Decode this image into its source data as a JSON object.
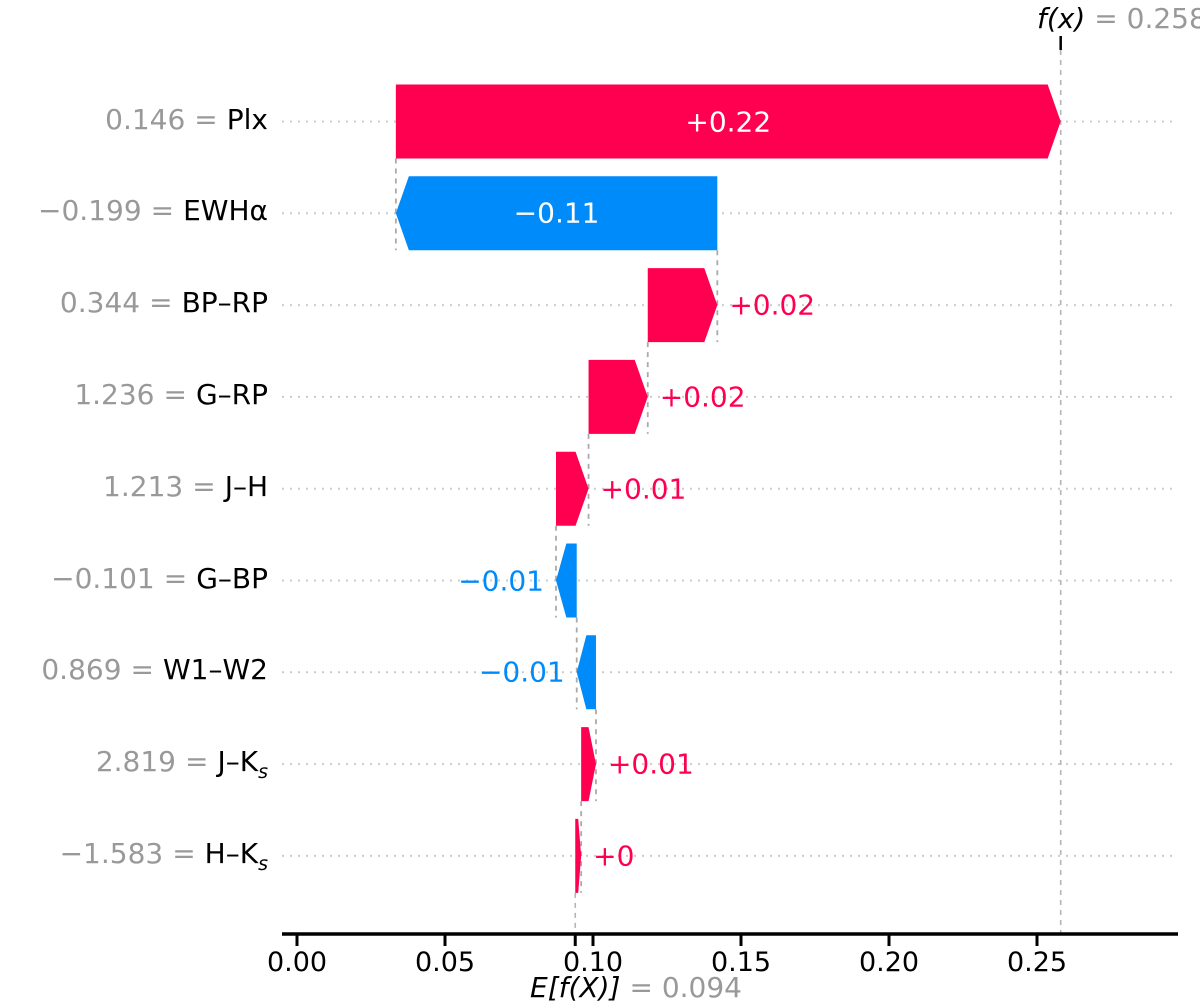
{
  "figure": {
    "background": "#ffffff"
  },
  "chart_data": {
    "type": "waterfall",
    "title": "",
    "fx_annotation": {
      "expr": "f(x)",
      "eq": "=",
      "value": "0.258"
    },
    "base_annotation": {
      "expr": "E[f(X)]",
      "eq": "=",
      "value": "0.094"
    },
    "fx_value": 0.258,
    "base_value": 0.094,
    "eq_sign": "=",
    "x_tick_values": [
      0.0,
      0.05,
      0.1,
      0.15,
      0.2,
      0.25
    ],
    "x_tick_labels": [
      "0.00",
      "0.05",
      "0.10",
      "0.15",
      "0.20",
      "0.25"
    ],
    "xlim": [
      -0.005,
      0.298
    ],
    "grid": "dotted-horizontal",
    "colors": {
      "positive": "#ff0051",
      "negative": "#008bfb",
      "inside_label_text": "#ffffff",
      "feature_value_text": "#999999",
      "feature_name_text": "#000000",
      "axis": "#000000",
      "connector": "#aaaaaa",
      "ref_line": "#b5b5b5",
      "grid": "#cccccc"
    },
    "rows": [
      {
        "feature": "Plx",
        "feature_sub": "",
        "feature_value": "0.146",
        "shap": 0.2246,
        "shap_label": "+0.22",
        "label_placement": "inside"
      },
      {
        "feature": "EWHα",
        "feature_sub": "",
        "feature_value": "−0.199",
        "shap": -0.1086,
        "shap_label": "−0.11",
        "label_placement": "inside"
      },
      {
        "feature": "BP–RP",
        "feature_sub": "",
        "feature_value": "0.344",
        "shap": 0.0235,
        "shap_label": "+0.02",
        "label_placement": "right"
      },
      {
        "feature": "G–RP",
        "feature_sub": "",
        "feature_value": "1.236",
        "shap": 0.02,
        "shap_label": "+0.02",
        "label_placement": "right"
      },
      {
        "feature": "J–H",
        "feature_sub": "",
        "feature_value": "1.213",
        "shap": 0.011,
        "shap_label": "+0.01",
        "label_placement": "right"
      },
      {
        "feature": "G–BP",
        "feature_sub": "",
        "feature_value": "−0.101",
        "shap": -0.007,
        "shap_label": "−0.01",
        "label_placement": "left"
      },
      {
        "feature": "W1–W2",
        "feature_sub": "",
        "feature_value": "0.869",
        "shap": -0.0065,
        "shap_label": "−0.01",
        "label_placement": "left"
      },
      {
        "feature": "J–K",
        "feature_sub": "s",
        "feature_value": "2.819",
        "shap": 0.005,
        "shap_label": "+0.01",
        "label_placement": "right"
      },
      {
        "feature": "H–K",
        "feature_sub": "s",
        "feature_value": "−1.583",
        "shap": 0.002,
        "shap_label": "+0",
        "label_placement": "right"
      }
    ]
  }
}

**Task**
Reproduce every line above as written, skipping pictures.

**Result of this exercise**
Decode this image into its source data as a JSON object.
{
  "figure": {
    "background": "#ffffff"
  },
  "chart_data": {
    "type": "waterfall",
    "title": "",
    "fx_annotation": {
      "expr": "f(x)",
      "eq": "=",
      "value": "0.258"
    },
    "base_annotation": {
      "expr": "E[f(X)]",
      "eq": "=",
      "value": "0.094"
    },
    "fx_value": 0.258,
    "base_value": 0.094,
    "eq_sign": "=",
    "x_tick_values": [
      0.0,
      0.05,
      0.1,
      0.15,
      0.2,
      0.25
    ],
    "x_tick_labels": [
      "0.00",
      "0.05",
      "0.10",
      "0.15",
      "0.20",
      "0.25"
    ],
    "xlim": [
      -0.005,
      0.298
    ],
    "grid": "dotted-horizontal",
    "colors": {
      "positive": "#ff0051",
      "negative": "#008bfb",
      "inside_label_text": "#ffffff",
      "feature_value_text": "#999999",
      "feature_name_text": "#000000",
      "axis": "#000000",
      "connector": "#aaaaaa",
      "ref_line": "#b5b5b5",
      "grid": "#cccccc"
    },
    "rows": [
      {
        "feature": "Plx",
        "feature_sub": "",
        "feature_value": "0.146",
        "shap": 0.2246,
        "shap_label": "+0.22",
        "label_placement": "inside"
      },
      {
        "feature": "EWHα",
        "feature_sub": "",
        "feature_value": "−0.199",
        "shap": -0.1086,
        "shap_label": "−0.11",
        "label_placement": "inside"
      },
      {
        "feature": "BP–RP",
        "feature_sub": "",
        "feature_value": "0.344",
        "shap": 0.0235,
        "shap_label": "+0.02",
        "label_placement": "right"
      },
      {
        "feature": "G–RP",
        "feature_sub": "",
        "feature_value": "1.236",
        "shap": 0.02,
        "shap_label": "+0.02",
        "label_placement": "right"
      },
      {
        "feature": "J–H",
        "feature_sub": "",
        "feature_value": "1.213",
        "shap": 0.011,
        "shap_label": "+0.01",
        "label_placement": "right"
      },
      {
        "feature": "G–BP",
        "feature_sub": "",
        "feature_value": "−0.101",
        "shap": -0.007,
        "shap_label": "−0.01",
        "label_placement": "left"
      },
      {
        "feature": "W1–W2",
        "feature_sub": "",
        "feature_value": "0.869",
        "shap": -0.0065,
        "shap_label": "−0.01",
        "label_placement": "left"
      },
      {
        "feature": "J–K",
        "feature_sub": "s",
        "feature_value": "2.819",
        "shap": 0.005,
        "shap_label": "+0.01",
        "label_placement": "right"
      },
      {
        "feature": "H–K",
        "feature_sub": "s",
        "feature_value": "−1.583",
        "shap": 0.002,
        "shap_label": "+0",
        "label_placement": "right"
      }
    ]
  }
}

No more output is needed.